>> START SUPPLIED RECORDS
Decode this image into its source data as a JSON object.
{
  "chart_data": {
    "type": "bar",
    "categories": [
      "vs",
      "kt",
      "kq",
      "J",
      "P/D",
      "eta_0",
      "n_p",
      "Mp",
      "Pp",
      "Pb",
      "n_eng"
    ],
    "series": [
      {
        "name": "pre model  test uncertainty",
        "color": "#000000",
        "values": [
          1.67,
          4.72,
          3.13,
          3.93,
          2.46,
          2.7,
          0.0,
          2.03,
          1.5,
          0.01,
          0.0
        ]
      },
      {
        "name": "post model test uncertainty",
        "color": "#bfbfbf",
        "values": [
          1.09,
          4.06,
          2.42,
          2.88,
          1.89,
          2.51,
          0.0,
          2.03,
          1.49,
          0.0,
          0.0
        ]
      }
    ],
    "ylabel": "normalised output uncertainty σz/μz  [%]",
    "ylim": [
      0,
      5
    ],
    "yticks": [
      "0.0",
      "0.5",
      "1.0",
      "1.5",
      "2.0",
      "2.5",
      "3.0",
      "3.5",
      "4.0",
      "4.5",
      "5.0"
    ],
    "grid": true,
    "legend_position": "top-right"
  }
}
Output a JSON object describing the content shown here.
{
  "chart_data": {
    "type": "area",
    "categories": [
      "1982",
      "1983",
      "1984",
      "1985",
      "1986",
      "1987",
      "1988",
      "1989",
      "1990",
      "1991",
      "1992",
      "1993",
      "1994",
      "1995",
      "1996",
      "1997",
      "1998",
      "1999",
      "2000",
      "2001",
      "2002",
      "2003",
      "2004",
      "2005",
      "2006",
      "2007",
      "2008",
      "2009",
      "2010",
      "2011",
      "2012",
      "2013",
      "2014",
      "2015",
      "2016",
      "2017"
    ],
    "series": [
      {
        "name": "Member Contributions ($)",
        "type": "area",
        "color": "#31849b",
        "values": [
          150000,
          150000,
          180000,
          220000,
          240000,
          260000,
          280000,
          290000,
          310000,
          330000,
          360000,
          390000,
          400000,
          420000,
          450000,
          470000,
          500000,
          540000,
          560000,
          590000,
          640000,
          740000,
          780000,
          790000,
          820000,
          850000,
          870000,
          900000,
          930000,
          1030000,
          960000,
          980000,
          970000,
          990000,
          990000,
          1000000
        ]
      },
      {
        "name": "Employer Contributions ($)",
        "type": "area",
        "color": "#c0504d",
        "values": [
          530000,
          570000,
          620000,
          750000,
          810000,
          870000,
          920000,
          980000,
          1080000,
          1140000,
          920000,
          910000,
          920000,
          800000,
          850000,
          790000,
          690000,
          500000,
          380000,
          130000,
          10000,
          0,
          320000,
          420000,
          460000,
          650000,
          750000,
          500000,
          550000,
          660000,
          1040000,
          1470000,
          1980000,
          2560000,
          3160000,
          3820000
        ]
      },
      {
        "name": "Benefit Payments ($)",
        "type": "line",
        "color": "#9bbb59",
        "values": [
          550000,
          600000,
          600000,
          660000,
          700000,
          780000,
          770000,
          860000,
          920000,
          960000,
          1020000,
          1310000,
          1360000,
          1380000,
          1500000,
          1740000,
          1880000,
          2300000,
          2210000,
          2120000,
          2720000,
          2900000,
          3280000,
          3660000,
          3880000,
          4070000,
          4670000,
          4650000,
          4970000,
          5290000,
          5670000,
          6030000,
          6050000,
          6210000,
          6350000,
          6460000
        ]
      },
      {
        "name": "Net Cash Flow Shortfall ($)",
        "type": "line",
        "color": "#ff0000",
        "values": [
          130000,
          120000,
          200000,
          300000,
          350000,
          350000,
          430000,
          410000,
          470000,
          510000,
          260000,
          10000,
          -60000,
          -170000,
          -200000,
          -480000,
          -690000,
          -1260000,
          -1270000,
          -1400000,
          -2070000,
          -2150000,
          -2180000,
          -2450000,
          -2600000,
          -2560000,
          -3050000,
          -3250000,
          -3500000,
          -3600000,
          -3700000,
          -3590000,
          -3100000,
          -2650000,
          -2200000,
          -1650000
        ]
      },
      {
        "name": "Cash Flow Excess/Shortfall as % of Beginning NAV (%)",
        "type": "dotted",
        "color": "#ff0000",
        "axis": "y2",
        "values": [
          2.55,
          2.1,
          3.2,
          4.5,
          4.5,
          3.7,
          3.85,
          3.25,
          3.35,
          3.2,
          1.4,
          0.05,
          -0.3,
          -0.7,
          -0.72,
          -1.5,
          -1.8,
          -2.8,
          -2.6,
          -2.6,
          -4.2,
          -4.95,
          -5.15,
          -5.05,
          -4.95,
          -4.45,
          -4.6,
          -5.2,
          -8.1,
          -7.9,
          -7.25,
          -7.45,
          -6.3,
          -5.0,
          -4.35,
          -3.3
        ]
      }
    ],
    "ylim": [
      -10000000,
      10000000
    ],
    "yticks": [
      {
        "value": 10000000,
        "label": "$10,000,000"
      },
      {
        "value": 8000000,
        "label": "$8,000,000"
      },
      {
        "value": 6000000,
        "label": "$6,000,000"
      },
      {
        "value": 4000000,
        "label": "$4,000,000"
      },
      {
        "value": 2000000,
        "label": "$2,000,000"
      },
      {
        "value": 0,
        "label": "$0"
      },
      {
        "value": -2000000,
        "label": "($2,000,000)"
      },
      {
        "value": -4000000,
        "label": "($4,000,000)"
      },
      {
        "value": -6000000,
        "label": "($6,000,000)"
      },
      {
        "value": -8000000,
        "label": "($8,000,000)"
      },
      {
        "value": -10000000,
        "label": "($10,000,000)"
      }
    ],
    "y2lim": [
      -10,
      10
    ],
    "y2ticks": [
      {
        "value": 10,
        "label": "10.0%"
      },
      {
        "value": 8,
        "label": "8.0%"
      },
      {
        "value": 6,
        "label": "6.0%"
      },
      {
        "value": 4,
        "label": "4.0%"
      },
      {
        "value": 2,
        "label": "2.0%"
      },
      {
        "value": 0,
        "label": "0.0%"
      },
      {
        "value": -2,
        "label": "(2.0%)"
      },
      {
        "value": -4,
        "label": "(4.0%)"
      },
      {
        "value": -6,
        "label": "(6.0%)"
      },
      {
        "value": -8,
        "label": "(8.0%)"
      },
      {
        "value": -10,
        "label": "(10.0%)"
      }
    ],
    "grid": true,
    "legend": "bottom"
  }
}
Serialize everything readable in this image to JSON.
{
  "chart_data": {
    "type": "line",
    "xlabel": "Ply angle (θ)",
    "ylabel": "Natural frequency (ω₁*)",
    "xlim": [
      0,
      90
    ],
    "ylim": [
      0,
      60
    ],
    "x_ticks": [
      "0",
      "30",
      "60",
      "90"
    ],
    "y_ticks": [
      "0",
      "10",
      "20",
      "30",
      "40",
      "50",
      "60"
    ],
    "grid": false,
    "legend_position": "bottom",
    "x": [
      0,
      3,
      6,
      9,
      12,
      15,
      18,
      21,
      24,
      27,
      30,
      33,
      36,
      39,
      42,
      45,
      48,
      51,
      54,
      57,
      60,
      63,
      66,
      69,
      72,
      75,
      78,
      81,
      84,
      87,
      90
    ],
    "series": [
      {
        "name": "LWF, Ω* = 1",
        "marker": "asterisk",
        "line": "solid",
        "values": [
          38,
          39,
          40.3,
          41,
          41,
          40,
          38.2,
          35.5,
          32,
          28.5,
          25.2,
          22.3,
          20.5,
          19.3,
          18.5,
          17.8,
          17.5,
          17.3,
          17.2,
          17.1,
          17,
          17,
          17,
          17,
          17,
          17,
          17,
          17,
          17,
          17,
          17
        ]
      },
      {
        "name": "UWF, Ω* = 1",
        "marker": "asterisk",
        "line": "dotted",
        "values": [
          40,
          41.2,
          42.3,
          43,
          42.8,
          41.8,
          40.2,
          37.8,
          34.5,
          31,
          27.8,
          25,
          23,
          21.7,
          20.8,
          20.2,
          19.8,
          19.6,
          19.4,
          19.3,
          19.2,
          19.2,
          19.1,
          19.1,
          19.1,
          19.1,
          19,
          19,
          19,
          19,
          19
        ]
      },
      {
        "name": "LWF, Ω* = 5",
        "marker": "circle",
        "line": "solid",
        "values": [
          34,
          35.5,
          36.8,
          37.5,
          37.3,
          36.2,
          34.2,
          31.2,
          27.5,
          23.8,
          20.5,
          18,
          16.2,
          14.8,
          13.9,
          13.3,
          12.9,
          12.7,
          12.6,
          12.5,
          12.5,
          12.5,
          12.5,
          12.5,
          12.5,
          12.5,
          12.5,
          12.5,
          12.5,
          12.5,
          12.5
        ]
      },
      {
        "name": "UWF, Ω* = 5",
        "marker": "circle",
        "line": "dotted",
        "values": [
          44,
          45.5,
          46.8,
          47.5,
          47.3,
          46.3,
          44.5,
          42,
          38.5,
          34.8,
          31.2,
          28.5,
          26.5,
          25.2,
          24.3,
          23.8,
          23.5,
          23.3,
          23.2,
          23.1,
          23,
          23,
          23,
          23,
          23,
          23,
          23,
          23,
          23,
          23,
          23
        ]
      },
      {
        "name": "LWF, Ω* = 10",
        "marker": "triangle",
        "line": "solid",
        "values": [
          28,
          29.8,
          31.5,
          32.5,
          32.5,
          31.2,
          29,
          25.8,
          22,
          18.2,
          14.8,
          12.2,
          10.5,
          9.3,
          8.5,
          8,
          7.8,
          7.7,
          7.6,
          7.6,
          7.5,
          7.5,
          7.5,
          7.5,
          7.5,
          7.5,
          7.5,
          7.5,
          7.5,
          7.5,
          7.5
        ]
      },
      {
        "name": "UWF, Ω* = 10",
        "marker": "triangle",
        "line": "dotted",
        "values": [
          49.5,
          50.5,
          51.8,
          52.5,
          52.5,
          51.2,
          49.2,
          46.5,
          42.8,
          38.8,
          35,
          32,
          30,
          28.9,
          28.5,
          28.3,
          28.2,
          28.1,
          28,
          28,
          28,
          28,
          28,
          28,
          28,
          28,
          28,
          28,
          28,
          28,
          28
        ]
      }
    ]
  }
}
>> END SUPPLIED RECORDS
▸ **EXERCISE DIRECTIONS**
From the entries above, copy each line holding "image".

▸ **TASK OUTPUT**
Decode this image into its source data as a JSON object.
Serialize everything readable in this image to JSON.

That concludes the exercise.